— start Given data —
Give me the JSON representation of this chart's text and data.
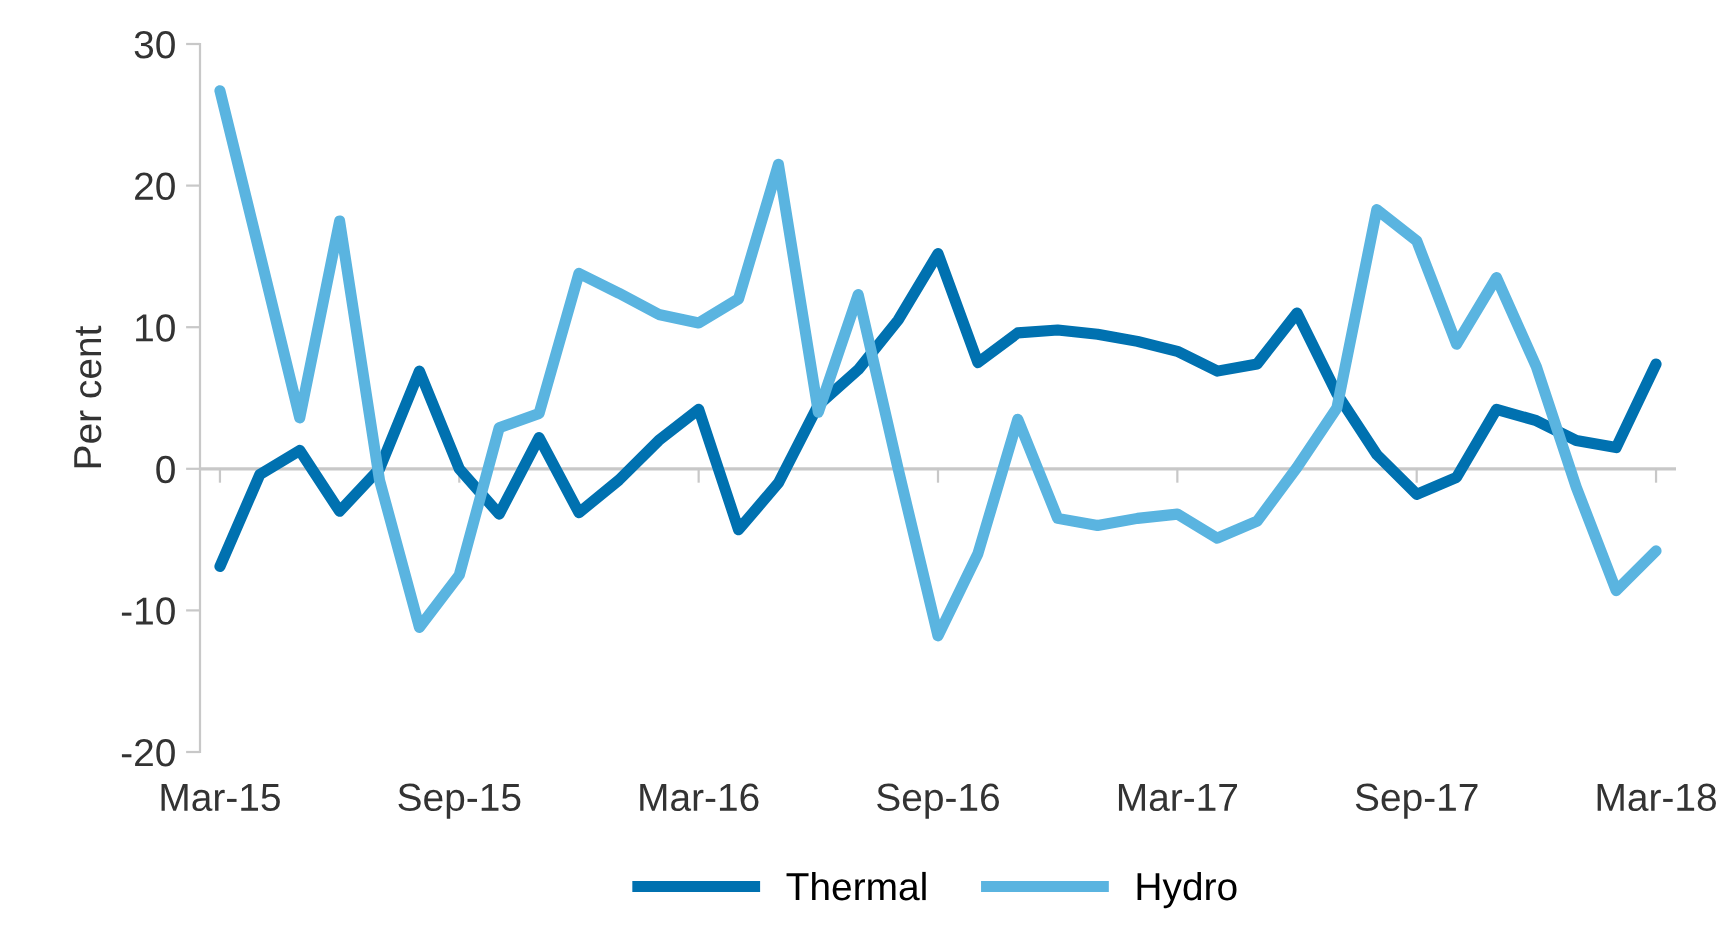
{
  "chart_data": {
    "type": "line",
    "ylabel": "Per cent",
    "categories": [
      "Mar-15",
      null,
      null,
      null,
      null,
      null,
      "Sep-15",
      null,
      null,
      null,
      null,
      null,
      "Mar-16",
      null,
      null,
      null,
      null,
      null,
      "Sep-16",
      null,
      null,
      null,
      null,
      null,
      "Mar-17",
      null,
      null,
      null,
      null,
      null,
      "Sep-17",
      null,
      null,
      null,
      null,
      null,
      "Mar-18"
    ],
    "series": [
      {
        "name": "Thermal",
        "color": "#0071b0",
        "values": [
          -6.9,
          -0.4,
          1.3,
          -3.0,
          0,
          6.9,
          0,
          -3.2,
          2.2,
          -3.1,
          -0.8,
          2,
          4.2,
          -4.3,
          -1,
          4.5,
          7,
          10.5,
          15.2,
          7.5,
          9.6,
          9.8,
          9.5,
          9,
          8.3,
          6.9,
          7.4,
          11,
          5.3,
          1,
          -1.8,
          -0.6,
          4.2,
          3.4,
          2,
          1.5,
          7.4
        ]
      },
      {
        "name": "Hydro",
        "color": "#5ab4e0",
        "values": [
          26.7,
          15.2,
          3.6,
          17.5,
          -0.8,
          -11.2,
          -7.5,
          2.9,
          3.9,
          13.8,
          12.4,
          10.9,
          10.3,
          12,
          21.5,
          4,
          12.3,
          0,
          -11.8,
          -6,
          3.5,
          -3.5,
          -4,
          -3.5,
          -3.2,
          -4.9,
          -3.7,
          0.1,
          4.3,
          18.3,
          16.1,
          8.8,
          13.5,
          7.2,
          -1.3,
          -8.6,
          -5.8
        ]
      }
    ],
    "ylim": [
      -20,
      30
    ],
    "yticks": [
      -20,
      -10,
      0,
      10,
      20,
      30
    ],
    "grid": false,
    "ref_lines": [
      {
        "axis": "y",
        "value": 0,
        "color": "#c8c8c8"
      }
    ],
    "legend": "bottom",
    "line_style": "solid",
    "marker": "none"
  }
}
— end Given data —
— start Given data —
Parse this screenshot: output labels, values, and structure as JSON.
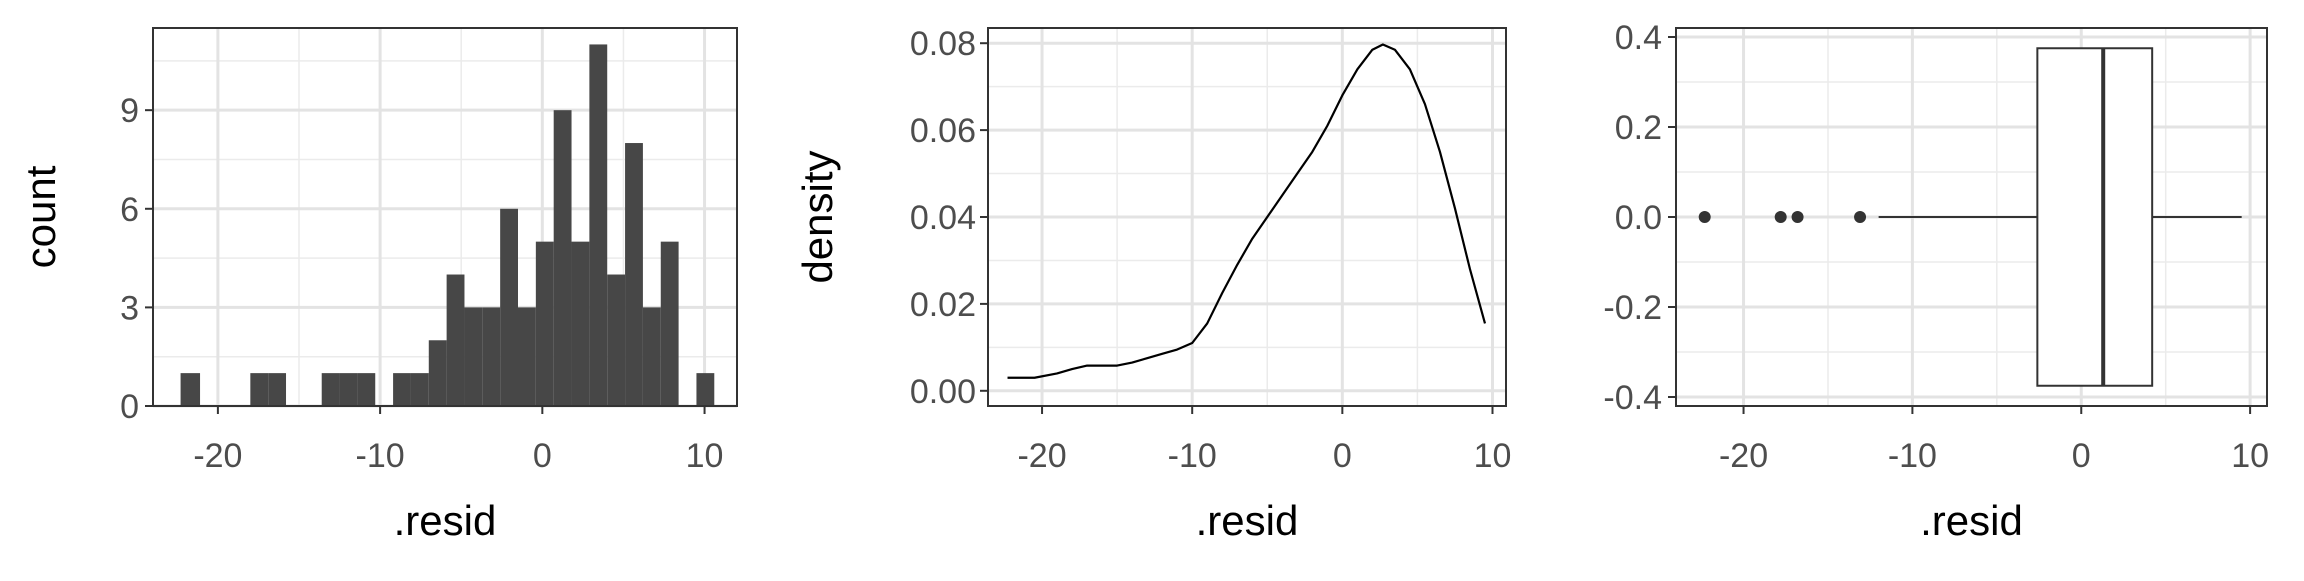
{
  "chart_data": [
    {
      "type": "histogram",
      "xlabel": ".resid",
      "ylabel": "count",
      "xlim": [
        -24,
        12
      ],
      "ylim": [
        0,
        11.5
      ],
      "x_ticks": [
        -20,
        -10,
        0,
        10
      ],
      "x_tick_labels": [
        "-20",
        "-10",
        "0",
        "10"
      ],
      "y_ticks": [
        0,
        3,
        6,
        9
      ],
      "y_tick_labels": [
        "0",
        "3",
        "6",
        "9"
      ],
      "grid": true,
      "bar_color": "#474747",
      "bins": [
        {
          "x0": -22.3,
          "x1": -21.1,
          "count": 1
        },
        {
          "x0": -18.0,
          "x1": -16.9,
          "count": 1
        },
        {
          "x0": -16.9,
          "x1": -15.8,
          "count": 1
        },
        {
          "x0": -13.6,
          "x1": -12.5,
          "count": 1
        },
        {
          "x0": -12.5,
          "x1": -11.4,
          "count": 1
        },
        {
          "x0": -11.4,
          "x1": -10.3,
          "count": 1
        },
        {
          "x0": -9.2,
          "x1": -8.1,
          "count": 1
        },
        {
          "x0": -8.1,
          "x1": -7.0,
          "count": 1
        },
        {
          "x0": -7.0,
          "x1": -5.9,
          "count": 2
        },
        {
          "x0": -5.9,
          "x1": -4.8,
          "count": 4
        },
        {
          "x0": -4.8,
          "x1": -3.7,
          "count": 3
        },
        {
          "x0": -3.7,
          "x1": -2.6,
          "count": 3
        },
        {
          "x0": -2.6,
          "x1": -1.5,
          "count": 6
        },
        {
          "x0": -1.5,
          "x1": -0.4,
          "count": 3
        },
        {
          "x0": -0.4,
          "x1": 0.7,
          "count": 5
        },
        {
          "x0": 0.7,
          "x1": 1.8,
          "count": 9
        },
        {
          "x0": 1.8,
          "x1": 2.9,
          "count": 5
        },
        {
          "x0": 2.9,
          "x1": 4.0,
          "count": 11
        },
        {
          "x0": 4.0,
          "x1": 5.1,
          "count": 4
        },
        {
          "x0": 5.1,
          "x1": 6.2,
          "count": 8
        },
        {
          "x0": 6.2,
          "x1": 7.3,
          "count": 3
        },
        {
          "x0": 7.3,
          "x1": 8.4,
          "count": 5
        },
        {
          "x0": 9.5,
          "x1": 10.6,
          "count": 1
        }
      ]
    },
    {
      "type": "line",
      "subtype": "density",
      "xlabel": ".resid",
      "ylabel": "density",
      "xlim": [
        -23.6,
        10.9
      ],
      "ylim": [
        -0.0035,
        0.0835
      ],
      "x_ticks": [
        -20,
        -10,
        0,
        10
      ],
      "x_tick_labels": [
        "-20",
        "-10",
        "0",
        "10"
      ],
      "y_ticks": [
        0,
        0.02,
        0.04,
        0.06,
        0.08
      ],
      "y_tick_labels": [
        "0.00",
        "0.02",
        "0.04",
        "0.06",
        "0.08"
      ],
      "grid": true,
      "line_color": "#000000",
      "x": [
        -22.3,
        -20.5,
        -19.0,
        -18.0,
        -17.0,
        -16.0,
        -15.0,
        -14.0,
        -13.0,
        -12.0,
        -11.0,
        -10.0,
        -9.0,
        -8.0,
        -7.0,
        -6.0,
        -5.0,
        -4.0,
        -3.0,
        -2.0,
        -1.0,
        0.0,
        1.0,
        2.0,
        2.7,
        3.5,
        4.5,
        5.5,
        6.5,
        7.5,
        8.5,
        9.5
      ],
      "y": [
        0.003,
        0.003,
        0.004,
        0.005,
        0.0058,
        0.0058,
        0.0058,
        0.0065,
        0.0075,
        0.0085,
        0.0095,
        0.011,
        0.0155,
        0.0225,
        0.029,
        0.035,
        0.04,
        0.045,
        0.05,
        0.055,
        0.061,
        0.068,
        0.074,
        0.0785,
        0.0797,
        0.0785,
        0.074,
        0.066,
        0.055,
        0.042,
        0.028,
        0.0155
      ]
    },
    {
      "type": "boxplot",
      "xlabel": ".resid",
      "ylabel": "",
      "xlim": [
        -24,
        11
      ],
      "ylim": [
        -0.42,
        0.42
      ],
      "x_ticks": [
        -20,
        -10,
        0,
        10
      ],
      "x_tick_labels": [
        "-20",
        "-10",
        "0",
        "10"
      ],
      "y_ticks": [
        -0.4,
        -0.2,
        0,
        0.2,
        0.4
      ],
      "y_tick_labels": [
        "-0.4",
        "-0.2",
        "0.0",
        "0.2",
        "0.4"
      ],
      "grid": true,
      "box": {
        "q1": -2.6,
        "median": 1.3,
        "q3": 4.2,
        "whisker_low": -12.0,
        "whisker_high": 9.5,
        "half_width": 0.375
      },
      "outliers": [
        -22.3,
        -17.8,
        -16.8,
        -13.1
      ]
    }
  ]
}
— end Given data —
## The exercise
Using the records above, copy every line that has the word "JSON" in it.

## Written answer
Give me the JSON representation of this chart's text and data.
Parse this screenshot: output labels, values, and structure as JSON.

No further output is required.